Figure content listings:
=-=-=-=-=
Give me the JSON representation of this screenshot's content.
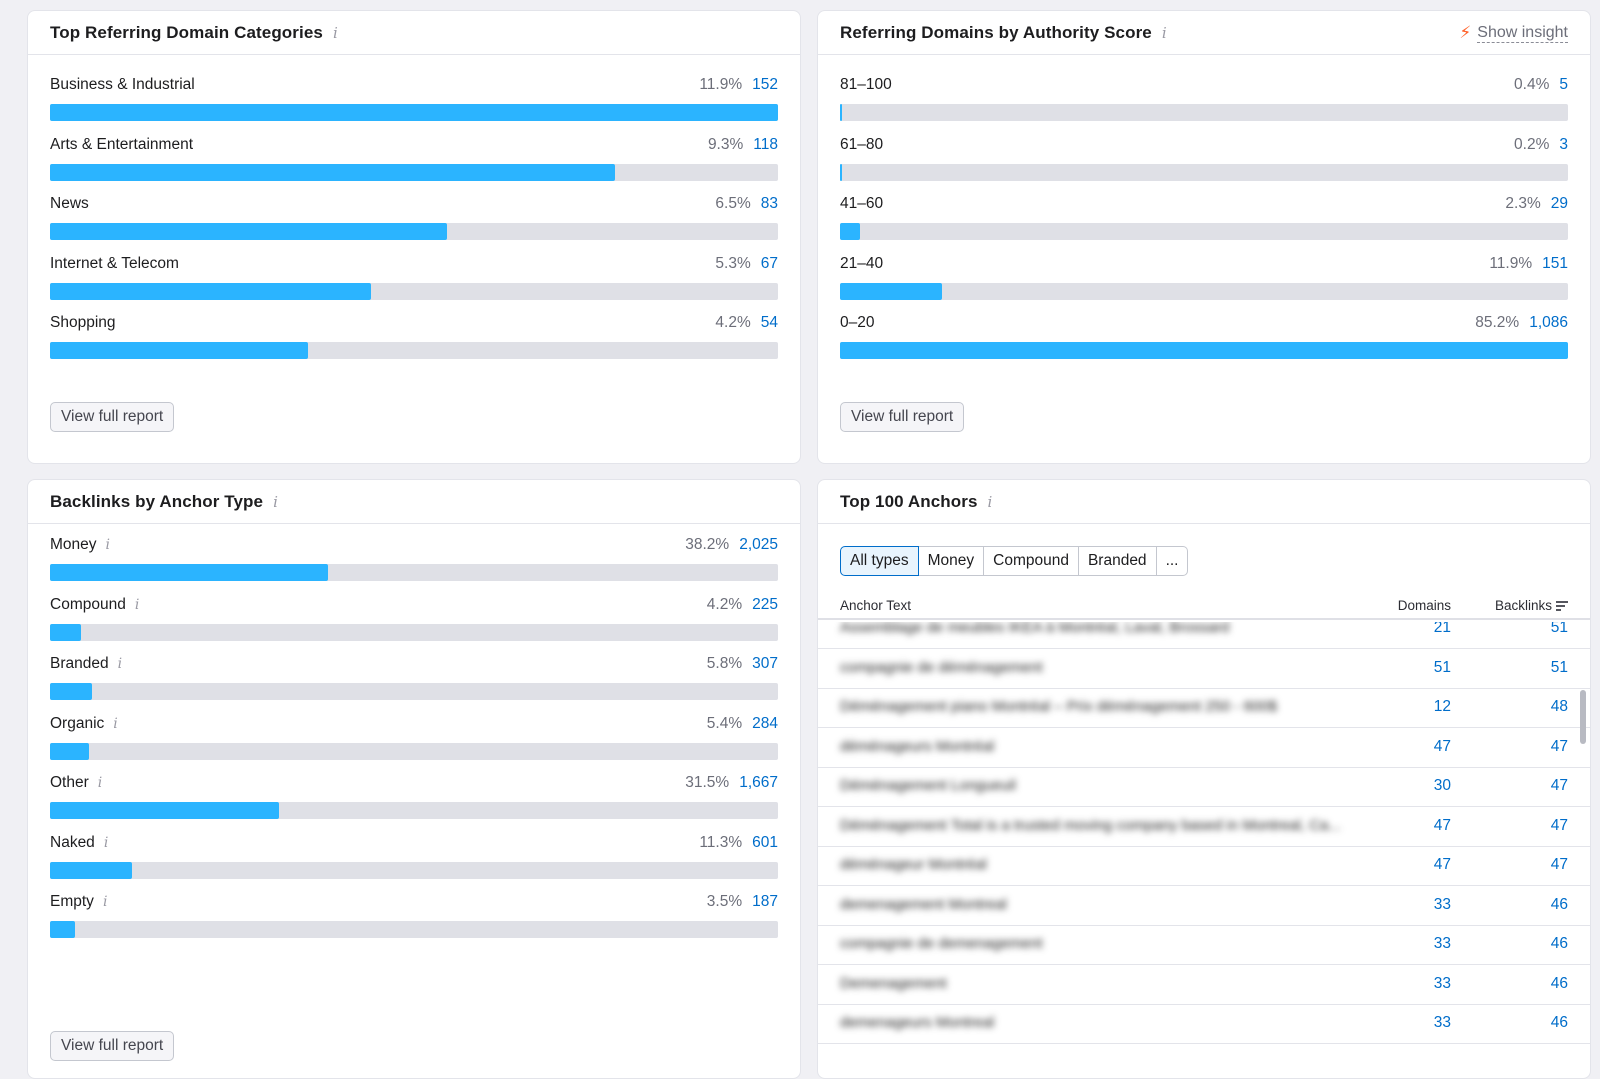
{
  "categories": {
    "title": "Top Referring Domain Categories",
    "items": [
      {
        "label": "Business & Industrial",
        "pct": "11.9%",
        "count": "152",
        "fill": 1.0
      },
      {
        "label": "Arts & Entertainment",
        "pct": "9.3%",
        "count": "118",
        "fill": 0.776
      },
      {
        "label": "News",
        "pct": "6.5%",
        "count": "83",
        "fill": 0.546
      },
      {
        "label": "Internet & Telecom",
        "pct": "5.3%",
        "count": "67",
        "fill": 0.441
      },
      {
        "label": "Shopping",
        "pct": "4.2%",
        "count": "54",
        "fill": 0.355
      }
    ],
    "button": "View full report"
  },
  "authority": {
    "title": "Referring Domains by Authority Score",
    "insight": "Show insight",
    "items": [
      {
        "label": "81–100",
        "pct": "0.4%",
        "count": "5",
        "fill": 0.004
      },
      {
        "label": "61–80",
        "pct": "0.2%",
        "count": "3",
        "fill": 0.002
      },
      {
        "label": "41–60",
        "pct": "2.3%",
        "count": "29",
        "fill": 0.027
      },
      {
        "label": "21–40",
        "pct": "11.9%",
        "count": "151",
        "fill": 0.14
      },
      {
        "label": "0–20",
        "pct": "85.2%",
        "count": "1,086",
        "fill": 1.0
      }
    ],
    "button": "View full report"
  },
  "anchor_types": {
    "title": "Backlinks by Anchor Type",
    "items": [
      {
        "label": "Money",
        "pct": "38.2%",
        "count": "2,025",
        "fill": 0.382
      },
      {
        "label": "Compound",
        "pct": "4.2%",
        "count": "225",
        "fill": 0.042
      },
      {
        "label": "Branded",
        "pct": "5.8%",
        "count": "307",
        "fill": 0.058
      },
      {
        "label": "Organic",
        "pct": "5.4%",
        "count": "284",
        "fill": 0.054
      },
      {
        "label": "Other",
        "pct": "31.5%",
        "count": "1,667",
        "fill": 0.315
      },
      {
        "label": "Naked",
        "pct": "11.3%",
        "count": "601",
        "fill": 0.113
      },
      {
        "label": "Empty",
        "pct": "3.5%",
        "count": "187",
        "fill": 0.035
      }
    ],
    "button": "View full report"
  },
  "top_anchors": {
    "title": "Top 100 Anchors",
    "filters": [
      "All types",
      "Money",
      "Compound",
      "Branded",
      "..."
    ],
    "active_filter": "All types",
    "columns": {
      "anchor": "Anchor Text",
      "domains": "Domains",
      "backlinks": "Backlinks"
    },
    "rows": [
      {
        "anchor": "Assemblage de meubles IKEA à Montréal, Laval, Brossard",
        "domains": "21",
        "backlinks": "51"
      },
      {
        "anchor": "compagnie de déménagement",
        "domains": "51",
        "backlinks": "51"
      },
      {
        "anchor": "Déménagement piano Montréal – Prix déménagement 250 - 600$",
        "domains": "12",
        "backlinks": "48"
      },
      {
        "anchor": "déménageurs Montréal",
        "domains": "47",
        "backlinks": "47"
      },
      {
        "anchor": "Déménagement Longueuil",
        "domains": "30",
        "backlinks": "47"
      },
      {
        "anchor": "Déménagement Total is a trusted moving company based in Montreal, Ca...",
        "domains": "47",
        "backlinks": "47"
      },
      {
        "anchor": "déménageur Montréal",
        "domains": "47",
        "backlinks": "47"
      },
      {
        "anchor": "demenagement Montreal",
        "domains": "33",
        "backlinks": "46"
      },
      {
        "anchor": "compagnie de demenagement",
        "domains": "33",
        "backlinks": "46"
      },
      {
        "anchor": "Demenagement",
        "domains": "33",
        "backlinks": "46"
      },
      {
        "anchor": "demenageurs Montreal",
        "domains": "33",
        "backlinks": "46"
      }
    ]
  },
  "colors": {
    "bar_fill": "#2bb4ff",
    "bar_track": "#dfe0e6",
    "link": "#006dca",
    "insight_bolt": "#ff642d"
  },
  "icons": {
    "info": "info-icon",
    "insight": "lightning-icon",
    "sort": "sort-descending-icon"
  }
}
=-=-=-=-=
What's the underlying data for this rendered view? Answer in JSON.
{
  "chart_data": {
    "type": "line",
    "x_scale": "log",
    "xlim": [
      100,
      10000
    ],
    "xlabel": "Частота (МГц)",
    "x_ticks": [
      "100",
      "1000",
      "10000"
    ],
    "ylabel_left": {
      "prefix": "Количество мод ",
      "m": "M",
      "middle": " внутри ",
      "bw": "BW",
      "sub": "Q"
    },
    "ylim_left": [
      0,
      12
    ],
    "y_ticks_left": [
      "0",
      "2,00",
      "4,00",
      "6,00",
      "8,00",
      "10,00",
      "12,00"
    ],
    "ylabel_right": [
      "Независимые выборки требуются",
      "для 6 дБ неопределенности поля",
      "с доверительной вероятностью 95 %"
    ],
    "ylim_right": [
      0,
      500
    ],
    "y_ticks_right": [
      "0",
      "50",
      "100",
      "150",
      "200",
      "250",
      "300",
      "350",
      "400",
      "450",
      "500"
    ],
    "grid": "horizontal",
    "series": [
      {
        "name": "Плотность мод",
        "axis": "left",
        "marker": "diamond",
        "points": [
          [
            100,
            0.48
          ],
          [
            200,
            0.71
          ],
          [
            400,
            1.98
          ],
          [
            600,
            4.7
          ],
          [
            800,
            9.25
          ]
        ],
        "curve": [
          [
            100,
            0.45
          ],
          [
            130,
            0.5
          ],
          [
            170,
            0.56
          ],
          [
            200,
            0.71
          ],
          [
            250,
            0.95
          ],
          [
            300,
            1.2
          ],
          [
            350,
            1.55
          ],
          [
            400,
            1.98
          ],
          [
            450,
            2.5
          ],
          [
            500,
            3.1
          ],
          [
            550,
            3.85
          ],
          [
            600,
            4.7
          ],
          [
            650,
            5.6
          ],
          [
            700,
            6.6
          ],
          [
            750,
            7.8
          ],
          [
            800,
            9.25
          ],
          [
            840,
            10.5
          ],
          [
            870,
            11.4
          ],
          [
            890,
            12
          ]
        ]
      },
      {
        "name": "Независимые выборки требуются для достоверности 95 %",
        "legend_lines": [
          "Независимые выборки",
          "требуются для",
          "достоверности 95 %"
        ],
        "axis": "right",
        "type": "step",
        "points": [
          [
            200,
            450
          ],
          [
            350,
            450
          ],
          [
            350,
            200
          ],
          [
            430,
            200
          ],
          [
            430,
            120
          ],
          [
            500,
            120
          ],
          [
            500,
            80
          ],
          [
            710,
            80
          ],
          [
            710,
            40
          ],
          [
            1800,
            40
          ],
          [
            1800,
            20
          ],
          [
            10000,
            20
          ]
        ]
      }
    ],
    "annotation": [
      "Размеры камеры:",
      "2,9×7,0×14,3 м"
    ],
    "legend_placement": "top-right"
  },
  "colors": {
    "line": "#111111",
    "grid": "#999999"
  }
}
=-=-=-=-=
* **The task**: Where a line in the entries holds "Независимые", copy that line.

* **Solution below**:
      "Независимые выборки требуются",
        "name": "Независимые выборки требуются для достоверности 95 %",
          "Независимые выборки",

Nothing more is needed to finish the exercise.